## Job
Output every entry exactly as written, but omit the pictures.

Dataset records
-*-

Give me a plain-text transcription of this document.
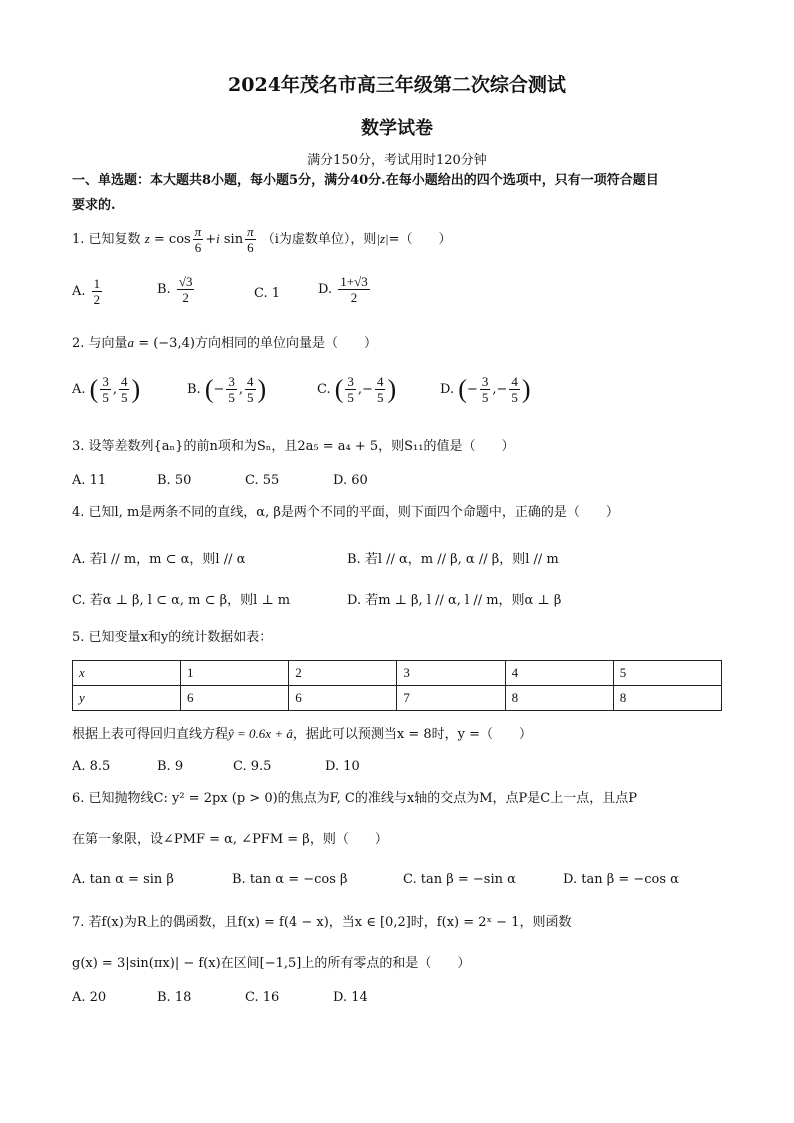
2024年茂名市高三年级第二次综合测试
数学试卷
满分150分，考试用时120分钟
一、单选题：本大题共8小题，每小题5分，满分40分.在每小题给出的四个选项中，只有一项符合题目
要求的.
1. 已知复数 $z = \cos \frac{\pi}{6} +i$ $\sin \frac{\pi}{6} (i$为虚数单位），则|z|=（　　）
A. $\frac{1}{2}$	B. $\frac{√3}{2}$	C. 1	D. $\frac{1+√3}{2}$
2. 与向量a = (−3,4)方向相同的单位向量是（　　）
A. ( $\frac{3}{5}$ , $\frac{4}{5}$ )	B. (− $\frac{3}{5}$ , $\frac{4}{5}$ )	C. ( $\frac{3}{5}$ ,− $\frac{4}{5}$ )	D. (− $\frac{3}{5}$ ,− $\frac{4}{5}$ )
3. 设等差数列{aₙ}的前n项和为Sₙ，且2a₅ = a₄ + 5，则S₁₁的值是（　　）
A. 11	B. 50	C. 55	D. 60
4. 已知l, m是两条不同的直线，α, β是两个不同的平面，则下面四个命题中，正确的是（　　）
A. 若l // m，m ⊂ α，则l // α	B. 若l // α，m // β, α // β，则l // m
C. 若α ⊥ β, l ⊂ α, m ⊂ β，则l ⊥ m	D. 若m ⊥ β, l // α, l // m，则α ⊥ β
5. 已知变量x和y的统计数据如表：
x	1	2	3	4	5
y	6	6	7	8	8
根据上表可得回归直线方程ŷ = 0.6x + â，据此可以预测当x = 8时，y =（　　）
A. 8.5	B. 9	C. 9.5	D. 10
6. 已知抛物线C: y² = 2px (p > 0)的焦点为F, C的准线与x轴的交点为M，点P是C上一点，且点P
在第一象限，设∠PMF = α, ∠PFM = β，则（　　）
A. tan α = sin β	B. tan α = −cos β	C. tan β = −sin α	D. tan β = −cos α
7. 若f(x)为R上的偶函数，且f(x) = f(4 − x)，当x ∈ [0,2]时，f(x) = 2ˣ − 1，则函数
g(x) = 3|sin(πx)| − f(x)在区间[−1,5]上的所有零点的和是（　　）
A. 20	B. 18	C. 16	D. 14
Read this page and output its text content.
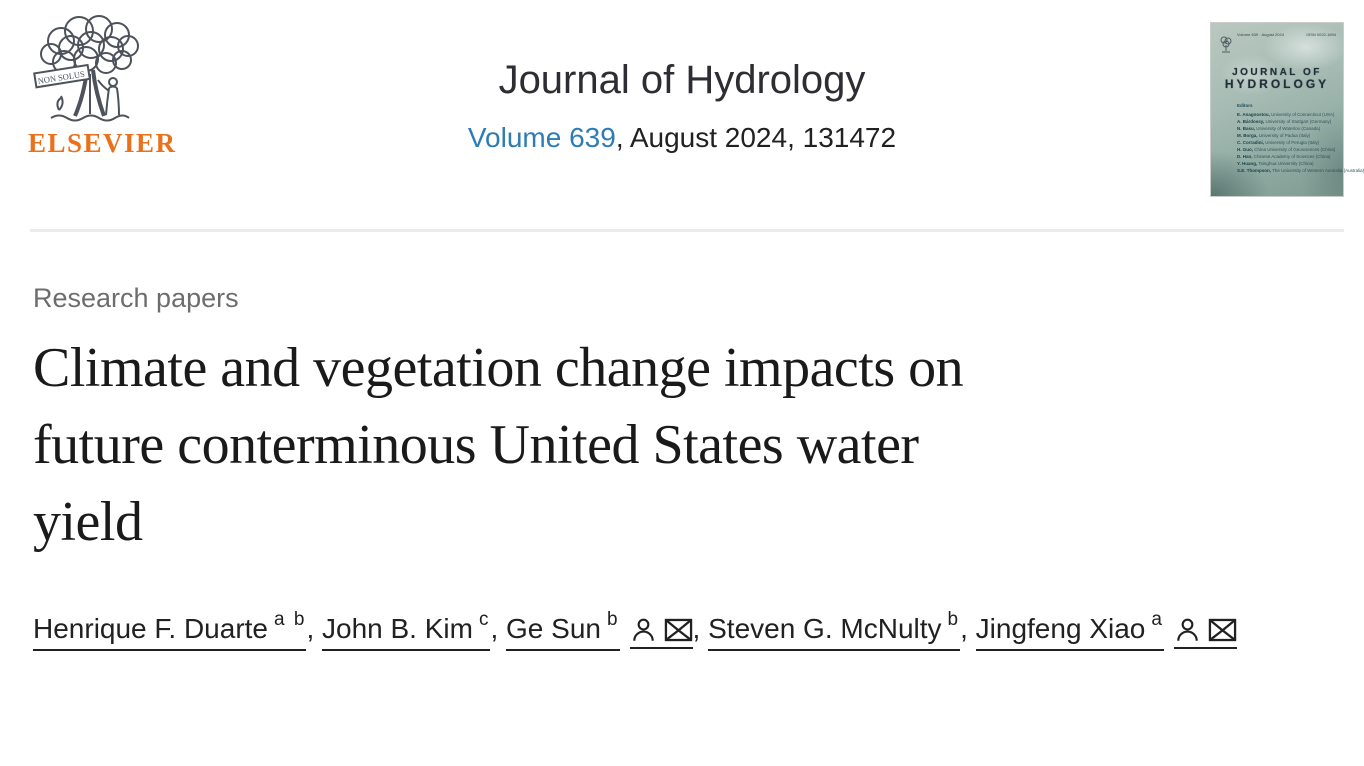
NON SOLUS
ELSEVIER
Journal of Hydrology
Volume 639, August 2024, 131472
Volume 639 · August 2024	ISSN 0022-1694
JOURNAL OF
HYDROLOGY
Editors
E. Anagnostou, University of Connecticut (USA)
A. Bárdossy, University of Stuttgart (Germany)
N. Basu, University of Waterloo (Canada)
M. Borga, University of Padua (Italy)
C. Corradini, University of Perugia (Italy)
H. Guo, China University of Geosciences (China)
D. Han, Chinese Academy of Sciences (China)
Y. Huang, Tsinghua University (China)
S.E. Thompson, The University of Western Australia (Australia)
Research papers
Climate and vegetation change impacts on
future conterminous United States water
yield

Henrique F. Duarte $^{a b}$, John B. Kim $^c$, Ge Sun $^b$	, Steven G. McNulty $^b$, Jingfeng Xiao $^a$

-*-

## The result
Give me a plain-text transcription of this document.
2024年茂名市高三年级第二次综合测试
数学试卷
满分150分，考试用时120分钟
一、单选题：本大题共8小题，每小题5分，满分40分.在每小题给出的四个选项中，只有一项符合题目
要求的.
1. 已知复数 $z = \cos \frac{\pi}{6} +i$ $\sin \frac{\pi}{6} (i$为虚数单位），则|z|=（　　）
A. $\frac{1}{2}$	B. $\frac{√3}{2}$	C. 1	D. $\frac{1+√3}{2}$
2. 与向量a = (−3,4)方向相同的单位向量是（　　）
A. ( $\frac{3}{5}$ , $\frac{4}{5}$ )	B. (− $\frac{3}{5}$ , $\frac{4}{5}$ )	C. ( $\frac{3}{5}$ ,− $\frac{4}{5}$ )	D. (− $\frac{3}{5}$ ,− $\frac{4}{5}$ )
3. 设等差数列{aₙ}的前n项和为Sₙ，且2a₅ = a₄ + 5，则S₁₁的值是（　　）
A. 11	B. 50	C. 55	D. 60
4. 已知l, m是两条不同的直线，α, β是两个不同的平面，则下面四个命题中，正确的是（　　）
A. 若l // m，m ⊂ α，则l // α	B. 若l // α，m // β, α // β，则l // m
C. 若α ⊥ β, l ⊂ α, m ⊂ β，则l ⊥ m	D. 若m ⊥ β, l // α, l // m，则α ⊥ β
5. 已知变量x和y的统计数据如表：
x	1	2	3	4	5
y	6	6	7	8	8
根据上表可得回归直线方程ŷ = 0.6x + â，据此可以预测当x = 8时，y =（　　）
A. 8.5	B. 9	C. 9.5	D. 10
6. 已知抛物线C: y² = 2px (p > 0)的焦点为F, C的准线与x轴的交点为M，点P是C上一点，且点P
在第一象限，设∠PMF = α, ∠PFM = β，则（　　）
A. tan α = sin β	B. tan α = −cos β	C. tan β = −sin α	D. tan β = −cos α
7. 若f(x)为R上的偶函数，且f(x) = f(4 − x)，当x ∈ [0,2]时，f(x) = 2ˣ − 1，则函数
g(x) = 3|sin(πx)| − f(x)在区间[−1,5]上的所有零点的和是（　　）
A. 20	B. 18	C. 16	D. 14
Read this page and output its text content.
NON SOLUS
ELSEVIER
Journal of Hydrology
Volume 639, August 2024, 131472
Volume 639 · August 2024	ISSN 0022-1694
JOURNAL OF
HYDROLOGY
Editors
E. Anagnostou, University of Connecticut (USA)
A. Bárdossy, University of Stuttgart (Germany)
N. Basu, University of Waterloo (Canada)
M. Borga, University of Padua (Italy)
C. Corradini, University of Perugia (Italy)
H. Guo, China University of Geosciences (China)
D. Han, Chinese Academy of Sciences (China)
Y. Huang, Tsinghua University (China)
S.E. Thompson, The University of Western Australia (Australia)
Research papers
Climate and vegetation change impacts on
future conterminous United States water
yield

Henrique F. Duarte $^{a b}$, John B. Kim $^c$, Ge Sun $^b$	, Steven G. McNulty $^b$, Jingfeng Xiao $^a$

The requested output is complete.